Each line below must be set down exactly; omit any image you find.
-----
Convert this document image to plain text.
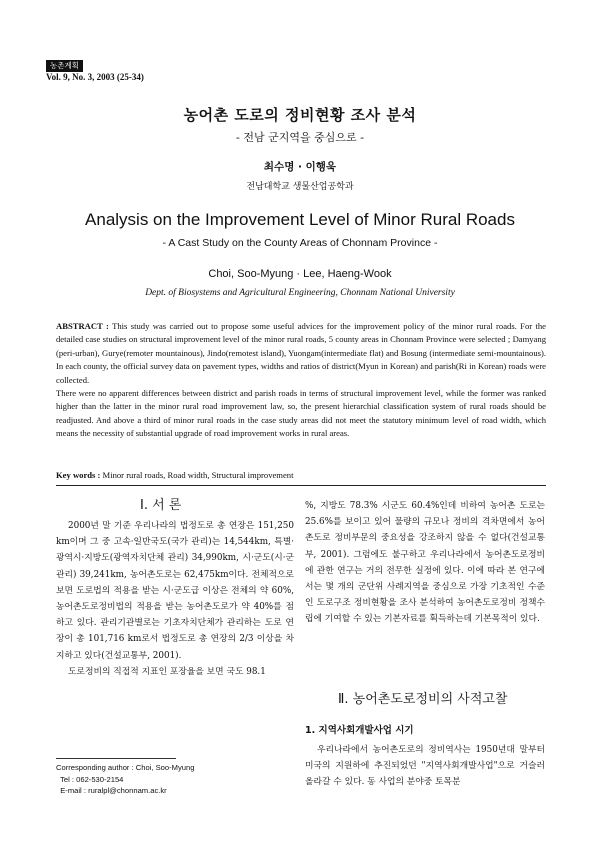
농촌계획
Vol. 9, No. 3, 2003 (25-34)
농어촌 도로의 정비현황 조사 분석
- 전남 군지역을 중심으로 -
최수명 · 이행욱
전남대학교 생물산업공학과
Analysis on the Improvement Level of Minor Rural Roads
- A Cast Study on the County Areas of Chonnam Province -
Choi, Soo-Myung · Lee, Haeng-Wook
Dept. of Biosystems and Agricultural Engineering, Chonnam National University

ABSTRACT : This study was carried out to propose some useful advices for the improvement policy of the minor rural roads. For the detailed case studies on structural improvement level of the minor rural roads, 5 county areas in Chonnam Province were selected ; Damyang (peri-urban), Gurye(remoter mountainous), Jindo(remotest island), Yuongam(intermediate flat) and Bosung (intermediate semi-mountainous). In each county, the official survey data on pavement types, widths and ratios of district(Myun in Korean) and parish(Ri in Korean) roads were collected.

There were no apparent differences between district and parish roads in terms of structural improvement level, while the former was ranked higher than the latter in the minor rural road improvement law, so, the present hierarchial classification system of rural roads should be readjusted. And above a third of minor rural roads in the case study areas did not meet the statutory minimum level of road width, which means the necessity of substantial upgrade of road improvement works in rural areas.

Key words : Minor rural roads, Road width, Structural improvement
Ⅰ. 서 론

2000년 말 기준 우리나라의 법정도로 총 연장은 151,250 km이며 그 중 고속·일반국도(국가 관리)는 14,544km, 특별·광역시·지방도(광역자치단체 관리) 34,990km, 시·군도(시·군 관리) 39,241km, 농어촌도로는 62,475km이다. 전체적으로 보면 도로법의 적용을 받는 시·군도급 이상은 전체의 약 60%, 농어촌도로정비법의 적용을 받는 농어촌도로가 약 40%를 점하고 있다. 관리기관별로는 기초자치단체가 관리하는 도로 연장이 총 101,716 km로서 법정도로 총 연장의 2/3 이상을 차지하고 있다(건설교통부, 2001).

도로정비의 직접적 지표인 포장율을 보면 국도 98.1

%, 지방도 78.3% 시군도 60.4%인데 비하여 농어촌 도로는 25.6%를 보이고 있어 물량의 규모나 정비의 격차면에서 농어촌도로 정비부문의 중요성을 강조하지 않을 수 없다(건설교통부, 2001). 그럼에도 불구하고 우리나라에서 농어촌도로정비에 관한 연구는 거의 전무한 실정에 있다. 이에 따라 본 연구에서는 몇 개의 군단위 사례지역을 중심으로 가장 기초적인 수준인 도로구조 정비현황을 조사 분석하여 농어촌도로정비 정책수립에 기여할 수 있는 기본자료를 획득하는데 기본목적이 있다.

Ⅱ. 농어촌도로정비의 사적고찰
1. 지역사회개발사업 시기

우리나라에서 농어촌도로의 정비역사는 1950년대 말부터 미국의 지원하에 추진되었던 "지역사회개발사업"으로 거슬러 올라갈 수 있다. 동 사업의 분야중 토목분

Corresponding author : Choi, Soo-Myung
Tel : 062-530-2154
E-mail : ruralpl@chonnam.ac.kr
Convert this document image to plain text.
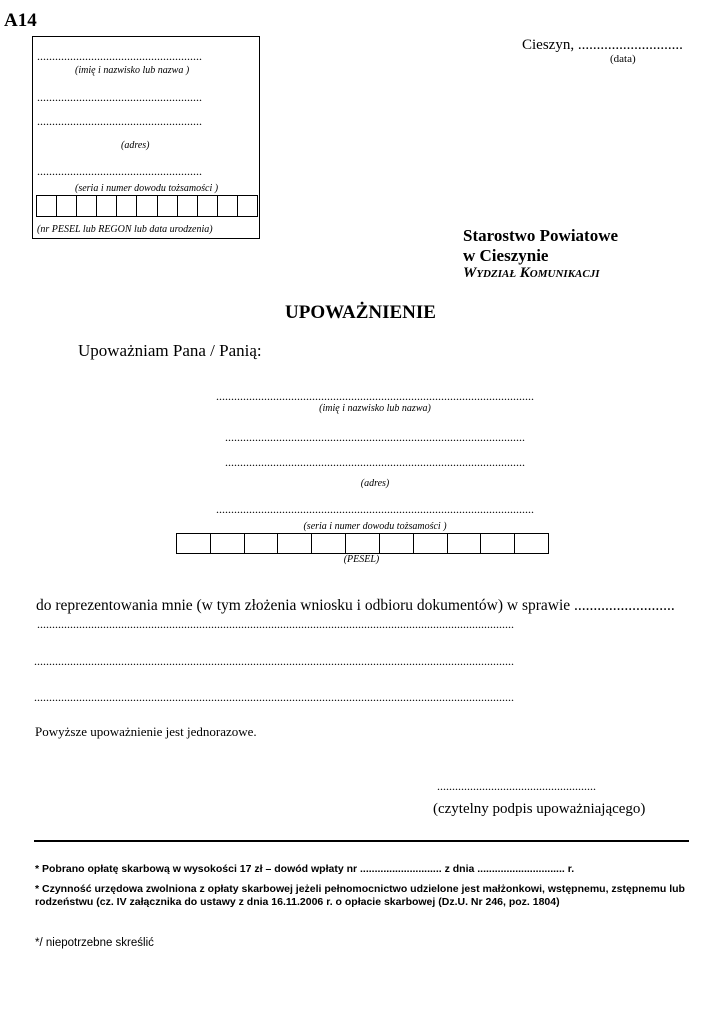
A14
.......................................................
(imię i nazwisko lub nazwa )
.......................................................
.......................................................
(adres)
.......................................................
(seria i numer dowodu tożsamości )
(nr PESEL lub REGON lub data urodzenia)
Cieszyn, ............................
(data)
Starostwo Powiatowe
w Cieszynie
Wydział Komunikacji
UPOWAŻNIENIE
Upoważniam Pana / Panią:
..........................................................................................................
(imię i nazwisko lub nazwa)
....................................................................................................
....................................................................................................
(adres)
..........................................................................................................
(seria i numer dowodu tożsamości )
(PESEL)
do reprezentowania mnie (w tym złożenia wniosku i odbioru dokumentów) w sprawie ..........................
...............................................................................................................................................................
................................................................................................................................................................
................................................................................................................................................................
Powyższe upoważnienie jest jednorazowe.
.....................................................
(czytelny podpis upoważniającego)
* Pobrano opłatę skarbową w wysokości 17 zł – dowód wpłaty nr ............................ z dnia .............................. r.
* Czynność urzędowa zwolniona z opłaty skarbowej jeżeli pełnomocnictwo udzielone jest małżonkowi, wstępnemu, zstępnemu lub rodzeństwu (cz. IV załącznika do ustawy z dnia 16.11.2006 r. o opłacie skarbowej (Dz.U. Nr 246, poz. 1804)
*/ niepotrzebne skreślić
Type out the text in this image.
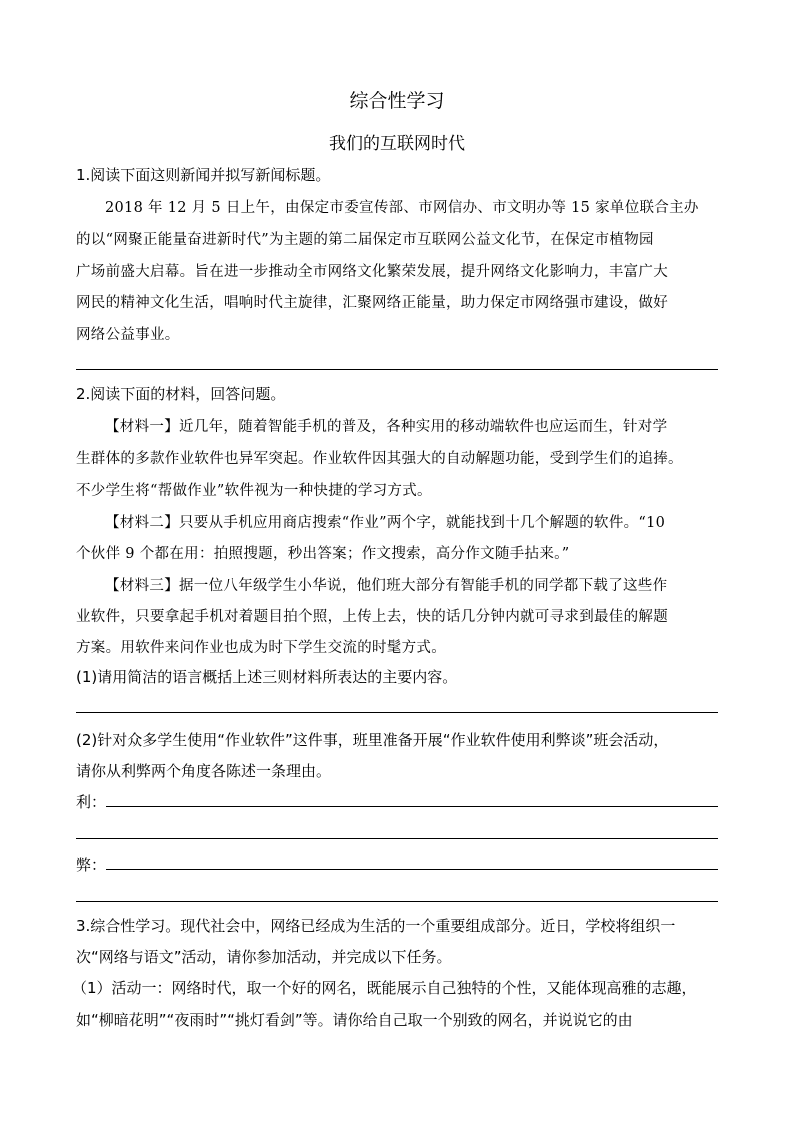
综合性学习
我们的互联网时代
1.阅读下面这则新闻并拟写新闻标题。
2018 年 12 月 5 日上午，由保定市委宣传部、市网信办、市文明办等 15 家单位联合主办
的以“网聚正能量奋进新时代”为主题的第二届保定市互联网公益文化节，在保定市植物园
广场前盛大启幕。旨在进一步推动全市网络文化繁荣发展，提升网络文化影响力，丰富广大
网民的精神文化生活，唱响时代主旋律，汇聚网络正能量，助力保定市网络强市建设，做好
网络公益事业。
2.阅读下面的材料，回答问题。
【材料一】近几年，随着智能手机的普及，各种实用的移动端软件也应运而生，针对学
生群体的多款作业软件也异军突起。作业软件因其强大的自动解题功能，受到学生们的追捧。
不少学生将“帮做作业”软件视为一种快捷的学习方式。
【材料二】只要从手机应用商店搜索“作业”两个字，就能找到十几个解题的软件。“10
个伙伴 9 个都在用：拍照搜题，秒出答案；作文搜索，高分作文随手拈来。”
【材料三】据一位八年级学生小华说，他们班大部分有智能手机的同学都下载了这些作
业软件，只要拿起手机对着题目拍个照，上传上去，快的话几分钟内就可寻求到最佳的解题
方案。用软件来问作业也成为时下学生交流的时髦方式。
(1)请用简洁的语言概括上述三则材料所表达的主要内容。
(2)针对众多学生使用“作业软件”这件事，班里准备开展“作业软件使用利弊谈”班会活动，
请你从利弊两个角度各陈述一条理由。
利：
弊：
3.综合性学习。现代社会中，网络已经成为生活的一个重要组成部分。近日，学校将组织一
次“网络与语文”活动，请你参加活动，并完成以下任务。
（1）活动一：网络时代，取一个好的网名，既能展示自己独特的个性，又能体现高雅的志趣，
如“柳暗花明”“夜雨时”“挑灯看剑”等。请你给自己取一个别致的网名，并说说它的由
-----
» **Solution to the exercise**
Convert this document image to plain text.
농촌계획
Vol. 9, No. 3, 2003 (25-34)
농어촌 도로의 정비현황 조사 분석
- 전남 군지역을 중심으로 -
최수명 · 이행욱
전남대학교 생물산업공학과
Analysis on the Improvement Level of Minor Rural Roads
- A Cast Study on the County Areas of Chonnam Province -
Choi, Soo-Myung · Lee, Haeng-Wook
Dept. of Biosystems and Agricultural Engineering, Chonnam National University

ABSTRACT : This study was carried out to propose some useful advices for the improvement policy of the minor rural roads. For the detailed case studies on structural improvement level of the minor rural roads, 5 county areas in Chonnam Province were selected ; Damyang (peri-urban), Gurye(remoter mountainous), Jindo(remotest island), Yuongam(intermediate flat) and Bosung (intermediate semi-mountainous). In each county, the official survey data on pavement types, widths and ratios of district(Myun in Korean) and parish(Ri in Korean) roads were collected.

There were no apparent differences between district and parish roads in terms of structural improvement level, while the former was ranked higher than the latter in the minor rural road improvement law, so, the present hierarchial classification system of rural roads should be readjusted. And above a third of minor rural roads in the case study areas did not meet the statutory minimum level of road width, which means the necessity of substantial upgrade of road improvement works in rural areas.

Key words : Minor rural roads, Road width, Structural improvement
Ⅰ. 서 론

2000년 말 기준 우리나라의 법정도로 총 연장은 151,250 km이며 그 중 고속·일반국도(국가 관리)는 14,544km, 특별·광역시·지방도(광역자치단체 관리) 34,990km, 시·군도(시·군 관리) 39,241km, 농어촌도로는 62,475km이다. 전체적으로 보면 도로법의 적용을 받는 시·군도급 이상은 전체의 약 60%, 농어촌도로정비법의 적용을 받는 농어촌도로가 약 40%를 점하고 있다. 관리기관별로는 기초자치단체가 관리하는 도로 연장이 총 101,716 km로서 법정도로 총 연장의 2/3 이상을 차지하고 있다(건설교통부, 2001).

도로정비의 직접적 지표인 포장율을 보면 국도 98.1

%, 지방도 78.3% 시군도 60.4%인데 비하여 농어촌 도로는 25.6%를 보이고 있어 물량의 규모나 정비의 격차면에서 농어촌도로 정비부문의 중요성을 강조하지 않을 수 없다(건설교통부, 2001). 그럼에도 불구하고 우리나라에서 농어촌도로정비에 관한 연구는 거의 전무한 실정에 있다. 이에 따라 본 연구에서는 몇 개의 군단위 사례지역을 중심으로 가장 기초적인 수준인 도로구조 정비현황을 조사 분석하여 농어촌도로정비 정책수립에 기여할 수 있는 기본자료를 획득하는데 기본목적이 있다.

Ⅱ. 농어촌도로정비의 사적고찰
1. 지역사회개발사업 시기

우리나라에서 농어촌도로의 정비역사는 1950년대 말부터 미국의 지원하에 추진되었던 "지역사회개발사업"으로 거슬러 올라갈 수 있다. 동 사업의 분야중 토목분

Corresponding author : Choi, Soo-Myung
Tel : 062-530-2154
E-mail : ruralpl@chonnam.ac.kr
Convert this document image to plain text.
A14
.......................................................
(imię i nazwisko lub nazwa )
.......................................................
.......................................................
(adres)
.......................................................
(seria i numer dowodu tożsamości )
(nr PESEL lub REGON lub data urodzenia)
Cieszyn, ............................
(data)
Starostwo Powiatowe
w Cieszynie
Wydział Komunikacji
UPOWAŻNIENIE
Upoważniam Pana / Panią:
..........................................................................................................
(imię i nazwisko lub nazwa)
....................................................................................................
....................................................................................................
(adres)
..........................................................................................................
(seria i numer dowodu tożsamości )
(PESEL)
do reprezentowania mnie (w tym złożenia wniosku i odbioru dokumentów) w sprawie ..........................
...............................................................................................................................................................
................................................................................................................................................................
................................................................................................................................................................
Powyższe upoważnienie jest jednorazowe.
.....................................................
(czytelny podpis upoważniającego)
* Pobrano opłatę skarbową w wysokości 17 zł – dowód wpłaty nr ............................ z dnia .............................. r.
* Czynność urzędowa zwolniona z opłaty skarbowej jeżeli pełnomocnictwo udzielone jest małżonkowi, wstępnemu, zstępnemu lub rodzeństwu (cz. IV załącznika do ustawy z dnia 16.11.2006 r. o opłacie skarbowej (Dz.U. Nr 246, poz. 1804)
*/ niepotrzebne skreślić
Type out the text in this image.
综合性学习
我们的互联网时代
1.阅读下面这则新闻并拟写新闻标题。
2018 年 12 月 5 日上午，由保定市委宣传部、市网信办、市文明办等 15 家单位联合主办
的以“网聚正能量奋进新时代”为主题的第二届保定市互联网公益文化节，在保定市植物园
广场前盛大启幕。旨在进一步推动全市网络文化繁荣发展，提升网络文化影响力，丰富广大
网民的精神文化生活，唱响时代主旋律，汇聚网络正能量，助力保定市网络强市建设，做好
网络公益事业。
2.阅读下面的材料，回答问题。
【材料一】近几年，随着智能手机的普及，各种实用的移动端软件也应运而生，针对学
生群体的多款作业软件也异军突起。作业软件因其强大的自动解题功能，受到学生们的追捧。
不少学生将“帮做作业”软件视为一种快捷的学习方式。
【材料二】只要从手机应用商店搜索“作业”两个字，就能找到十几个解题的软件。“10
个伙伴 9 个都在用：拍照搜题，秒出答案；作文搜索，高分作文随手拈来。”
【材料三】据一位八年级学生小华说，他们班大部分有智能手机的同学都下载了这些作
业软件，只要拿起手机对着题目拍个照，上传上去，快的话几分钟内就可寻求到最佳的解题
方案。用软件来问作业也成为时下学生交流的时髦方式。
(1)请用简洁的语言概括上述三则材料所表达的主要内容。
(2)针对众多学生使用“作业软件”这件事，班里准备开展“作业软件使用利弊谈”班会活动，
请你从利弊两个角度各陈述一条理由。
利：
弊：
3.综合性学习。现代社会中，网络已经成为生活的一个重要组成部分。近日，学校将组织一
次“网络与语文”活动，请你参加活动，并完成以下任务。
（1）活动一：网络时代，取一个好的网名，既能展示自己独特的个性，又能体现高雅的志趣，
如“柳暗花明”“夜雨时”“挑灯看剑”等。请你给自己取一个别致的网名，并说说它的由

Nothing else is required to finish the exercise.